■ Region boundary data ■
## START
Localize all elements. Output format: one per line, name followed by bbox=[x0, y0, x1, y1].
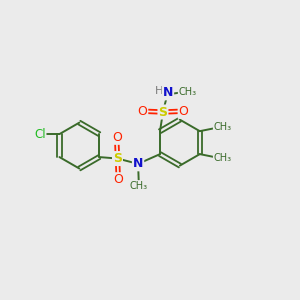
Text: N: N bbox=[133, 157, 143, 170]
Text: S: S bbox=[113, 152, 122, 165]
Text: CH₃: CH₃ bbox=[130, 181, 148, 191]
Text: O: O bbox=[178, 105, 188, 118]
Text: O: O bbox=[137, 105, 147, 118]
Text: O: O bbox=[113, 173, 123, 186]
Text: CH₃: CH₃ bbox=[214, 122, 232, 132]
Text: H: H bbox=[155, 86, 163, 96]
Text: O: O bbox=[112, 131, 122, 144]
Text: Cl: Cl bbox=[34, 128, 46, 141]
Text: CH₃: CH₃ bbox=[178, 87, 197, 97]
Text: S: S bbox=[158, 106, 167, 118]
Text: CH₃: CH₃ bbox=[214, 153, 232, 163]
Text: N: N bbox=[163, 86, 173, 99]
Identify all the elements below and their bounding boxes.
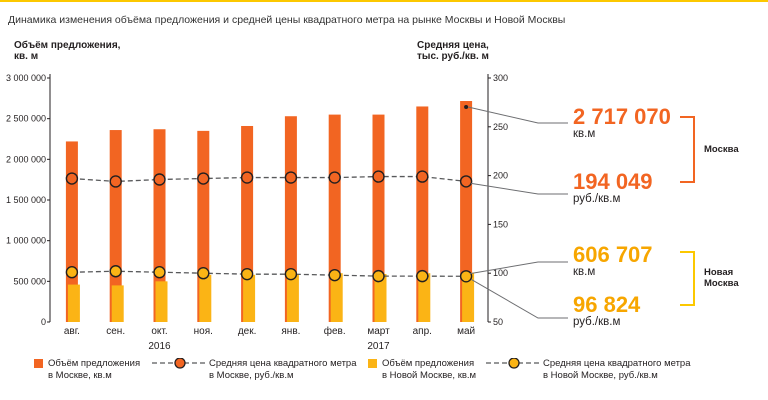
bar-new-moscow-volume — [374, 274, 387, 322]
x-tick-label: сен. — [106, 326, 125, 337]
marker-last-moscow-volume — [464, 105, 469, 110]
new-moscow-price-marker — [65, 266, 79, 279]
new-moscow-price-marker — [284, 267, 298, 281]
x-tick-label: май — [457, 326, 475, 337]
bar-new-moscow-volume — [286, 274, 299, 322]
y-right-tick-label: 200 — [493, 171, 508, 181]
y-axis-right-title: Средняя цена, тыс. руб./кв. м — [417, 40, 489, 62]
x-tick-label: дек. — [238, 326, 257, 337]
bar-new-moscow-volume — [462, 272, 475, 322]
callout-new-volume: 606 707 — [573, 242, 653, 267]
legend-swatch-yellow-bar — [368, 359, 377, 368]
new-moscow-price-marker — [328, 268, 341, 282]
legend-label: Объём предложения в Новой Москве, кв.м — [382, 358, 477, 381]
new-moscow-price-marker — [109, 265, 122, 278]
new-moscow-price-marker — [153, 266, 166, 279]
moscow-price-marker — [65, 172, 79, 185]
leader-moscow-volume — [467, 106, 568, 124]
bar-moscow-volume — [460, 101, 473, 322]
y-right-tick-label: 150 — [493, 219, 508, 229]
moscow-price-marker — [328, 171, 341, 184]
new-moscow-price-line — [71, 270, 467, 277]
bar-new-moscow-volume — [330, 273, 343, 322]
leader-moscow-price — [471, 182, 568, 195]
bar-new-moscow-volume — [199, 274, 212, 322]
bar-new-moscow-volume — [155, 281, 168, 322]
bar-new-moscow-volume — [111, 285, 124, 322]
year-label-2016: 2016 — [148, 341, 171, 352]
y-left-tick-label: 1 000 000 — [6, 236, 46, 246]
leader-new-price — [470, 278, 568, 319]
year-label-2017: 2017 — [367, 341, 390, 352]
moscow-price-marker — [284, 171, 298, 184]
moscow-price-marker — [372, 170, 385, 183]
moscow-price-marker — [153, 173, 166, 186]
leader-new-volume — [470, 261, 568, 275]
city-label-moscow: Москва — [704, 144, 739, 155]
moscow-price-marker — [459, 175, 473, 188]
bracket-moscow — [680, 116, 695, 183]
city-label-new-moscow: Новая Москва — [704, 267, 739, 289]
new-moscow-price-marker — [372, 269, 385, 283]
new-moscow-price-marker — [240, 267, 254, 281]
moscow-price-marker — [109, 175, 122, 188]
legend-item-moscow-price: Средняя цена квадратного метра в Москве,… — [150, 358, 356, 388]
callout-new-volume-unit: кв.м — [573, 266, 596, 278]
y-left-tick-label: 3 000 000 — [6, 73, 46, 83]
chart-title: Динамика изменения объёма предложения и … — [8, 14, 566, 26]
new-moscow-price-marker — [459, 270, 473, 283]
y-right-tick-label: 100 — [493, 268, 508, 278]
y-left-tick-label: 2 000 000 — [6, 154, 46, 164]
callout-moscow-volume-unit: кв.м — [573, 128, 596, 140]
callout-new-price-unit: руб./кв.м — [573, 316, 621, 328]
bar-new-moscow-volume — [67, 284, 80, 322]
x-tick-label: авг. — [64, 326, 80, 337]
bar-new-moscow-volume — [243, 274, 256, 322]
top-accent-line — [0, 0, 768, 2]
bar-moscow-volume — [372, 114, 385, 322]
legend-swatch-orange-bar — [34, 359, 43, 368]
legend-item-new-volume: Объём предложения в Новой Москве, кв.м — [368, 358, 488, 388]
legend-item-new-price: Средняя цена квадратного метра в Новой М… — [484, 358, 764, 388]
callout-new-price: 96 824 — [573, 292, 641, 317]
y-left-tick-label: 1 500 000 — [6, 195, 46, 205]
legend-item-moscow-volume: Объём предложения в Москве, кв.м — [34, 358, 154, 388]
y-right-tick-label: 50 — [493, 317, 503, 327]
x-tick-label: апр. — [413, 326, 432, 337]
y-left-tick-label: 2 500 000 — [6, 114, 46, 124]
x-tick-label: март — [367, 326, 390, 337]
bar-moscow-volume — [416, 106, 429, 322]
y-left-tick-label: 500 000 — [13, 276, 46, 286]
legend-label: Объём предложения в Москве, кв.м — [48, 358, 141, 381]
new-moscow-price-marker — [197, 267, 210, 280]
x-tick-label: янв. — [281, 326, 300, 337]
y-left-tick-label: 0 — [41, 317, 46, 327]
x-tick-label: ноя. — [194, 326, 213, 337]
y-axis-left-title: Объём предложения, кв. м — [14, 40, 121, 62]
legend-label: Средняя цена квадратного метра в Новой М… — [543, 358, 691, 381]
callout-moscow-price-unit: руб./кв.м — [573, 193, 621, 205]
moscow-price-marker — [240, 171, 254, 184]
callout-moscow-volume: 2 717 070 — [573, 104, 671, 129]
y-right-tick-label: 250 — [493, 122, 508, 132]
callout-moscow-price: 194 049 — [573, 169, 653, 194]
x-tick-label: фев. — [324, 325, 346, 337]
moscow-price-marker — [197, 172, 210, 185]
legend-swatch-orange-line — [152, 358, 208, 369]
x-tick-label: окт. — [151, 326, 167, 337]
legend-label: Средняя цена квадратного метра в Москве,… — [209, 358, 357, 381]
bar-new-moscow-volume — [418, 273, 431, 322]
moscow-price-marker — [416, 170, 429, 183]
moscow-price-line — [71, 175, 467, 183]
y-right-tick-label: 300 — [493, 73, 508, 83]
bracket-new-moscow — [680, 251, 695, 306]
legend-swatch-yellow-line — [486, 358, 542, 369]
new-moscow-price-marker — [416, 269, 429, 283]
## END
■ Your goal ■
Rewrite all of the entries with every "x-tick-label" replaced by "month-label", leaving everything else unchanged. Leave the pictures out.

■ The reply ■
Localize all elements. Output format: one per line, name followed by bbox=[x0, y0, x1, y1].
Text: N: N bbox=[133, 157, 143, 170]
Text: S: S bbox=[113, 152, 122, 165]
Text: CH₃: CH₃ bbox=[130, 181, 148, 191]
Text: O: O bbox=[178, 105, 188, 118]
Text: O: O bbox=[137, 105, 147, 118]
Text: O: O bbox=[113, 173, 123, 186]
Text: CH₃: CH₃ bbox=[214, 122, 232, 132]
Text: H: H bbox=[155, 86, 163, 96]
Text: O: O bbox=[112, 131, 122, 144]
Text: Cl: Cl bbox=[34, 128, 46, 141]
Text: CH₃: CH₃ bbox=[178, 87, 197, 97]
Text: S: S bbox=[158, 106, 167, 118]
Text: CH₃: CH₃ bbox=[214, 153, 232, 163]
Text: N: N bbox=[163, 86, 173, 99]
Identify all the elements below and their bounding boxes.
bar-new-moscow-volume — [374, 274, 387, 322]
month-label: сен. — [106, 326, 125, 337]
marker-last-moscow-volume — [464, 105, 469, 110]
new-moscow-price-marker — [65, 266, 79, 279]
new-moscow-price-marker — [284, 267, 298, 281]
month-label: май — [457, 326, 475, 337]
bar-new-moscow-volume — [286, 274, 299, 322]
y-right-tick-label: 200 — [493, 171, 508, 181]
y-axis-right-title: Средняя цена, тыс. руб./кв. м — [417, 40, 489, 62]
month-label: дек. — [238, 326, 257, 337]
bar-new-moscow-volume — [462, 272, 475, 322]
callout-new-volume: 606 707 — [573, 242, 653, 267]
legend-swatch-yellow-bar — [368, 359, 377, 368]
new-moscow-price-marker — [328, 268, 341, 282]
legend-label: Объём предложения в Новой Москве, кв.м — [382, 358, 477, 381]
new-moscow-price-marker — [109, 265, 122, 278]
new-moscow-price-marker — [153, 266, 166, 279]
moscow-price-marker — [65, 172, 79, 185]
leader-moscow-volume — [467, 106, 568, 124]
bar-moscow-volume — [460, 101, 473, 322]
y-right-tick-label: 150 — [493, 219, 508, 229]
moscow-price-marker — [328, 171, 341, 184]
new-moscow-price-line — [71, 270, 467, 277]
bar-new-moscow-volume — [330, 273, 343, 322]
leader-moscow-price — [471, 182, 568, 195]
bar-new-moscow-volume — [199, 274, 212, 322]
bar-new-moscow-volume — [155, 281, 168, 322]
bar-new-moscow-volume — [111, 285, 124, 322]
year-label-2016: 2016 — [148, 341, 171, 352]
y-left-tick-label: 1 000 000 — [6, 236, 46, 246]
leader-new-price — [470, 278, 568, 319]
year-label-2017: 2017 — [367, 341, 390, 352]
moscow-price-marker — [284, 171, 298, 184]
moscow-price-marker — [372, 170, 385, 183]
moscow-price-marker — [153, 173, 166, 186]
leader-new-volume — [470, 261, 568, 275]
city-label-moscow: Москва — [704, 144, 739, 155]
moscow-price-marker — [459, 175, 473, 188]
bracket-moscow — [680, 116, 695, 183]
city-label-new-moscow: Новая Москва — [704, 267, 739, 289]
new-moscow-price-marker — [372, 269, 385, 283]
new-moscow-price-marker — [240, 267, 254, 281]
moscow-price-marker — [109, 175, 122, 188]
legend-item-moscow-price: Средняя цена квадратного метра в Москве,… — [150, 358, 356, 388]
callout-new-volume-unit: кв.м — [573, 266, 596, 278]
y-left-tick-label: 3 000 000 — [6, 73, 46, 83]
chart-title: Динамика изменения объёма предложения и … — [8, 14, 566, 26]
new-moscow-price-marker — [459, 270, 473, 283]
y-right-tick-label: 100 — [493, 268, 508, 278]
y-left-tick-label: 2 000 000 — [6, 154, 46, 164]
callout-moscow-volume-unit: кв.м — [573, 128, 596, 140]
callout-new-price-unit: руб./кв.м — [573, 316, 621, 328]
bar-new-moscow-volume — [67, 284, 80, 322]
month-label: авг. — [64, 326, 80, 337]
bar-new-moscow-volume — [243, 274, 256, 322]
top-accent-line — [0, 0, 768, 2]
bar-moscow-volume — [372, 114, 385, 322]
legend-swatch-orange-bar — [34, 359, 43, 368]
legend-item-new-volume: Объём предложения в Новой Москве, кв.м — [368, 358, 488, 388]
legend-item-new-price: Средняя цена квадратного метра в Новой М… — [484, 358, 764, 388]
callout-new-price: 96 824 — [573, 292, 641, 317]
y-left-tick-label: 1 500 000 — [6, 195, 46, 205]
legend-item-moscow-volume: Объём предложения в Москве, кв.м — [34, 358, 154, 388]
y-right-tick-label: 50 — [493, 317, 503, 327]
month-label: апр. — [413, 326, 432, 337]
y-left-tick-label: 2 500 000 — [6, 114, 46, 124]
month-label: март — [367, 326, 390, 337]
bar-moscow-volume — [416, 106, 429, 322]
y-left-tick-label: 500 000 — [13, 276, 46, 286]
legend-label: Объём предложения в Москве, кв.м — [48, 358, 141, 381]
new-moscow-price-marker — [197, 267, 210, 280]
month-label: янв. — [281, 326, 300, 337]
y-left-tick-label: 0 — [41, 317, 46, 327]
month-label: ноя. — [194, 326, 213, 337]
y-axis-left-title: Объём предложения, кв. м — [14, 40, 121, 62]
legend-label: Средняя цена квадратного метра в Новой М… — [543, 358, 691, 381]
callout-moscow-price-unit: руб./кв.м — [573, 193, 621, 205]
moscow-price-marker — [240, 171, 254, 184]
callout-moscow-volume: 2 717 070 — [573, 104, 671, 129]
y-right-tick-label: 250 — [493, 122, 508, 132]
callout-moscow-price: 194 049 — [573, 169, 653, 194]
month-label: фев. — [324, 325, 346, 337]
moscow-price-marker — [197, 172, 210, 185]
legend-swatch-orange-line — [152, 358, 208, 369]
month-label: окт. — [151, 326, 167, 337]
legend-label: Средняя цена квадратного метра в Москве,… — [209, 358, 357, 381]
bar-new-moscow-volume — [418, 273, 431, 322]
moscow-price-marker — [416, 170, 429, 183]
moscow-price-line — [71, 175, 467, 183]
y-right-tick-label: 300 — [493, 73, 508, 83]
bracket-new-moscow — [680, 251, 695, 306]
legend-swatch-yellow-line — [486, 358, 542, 369]
new-moscow-price-marker — [416, 269, 429, 283]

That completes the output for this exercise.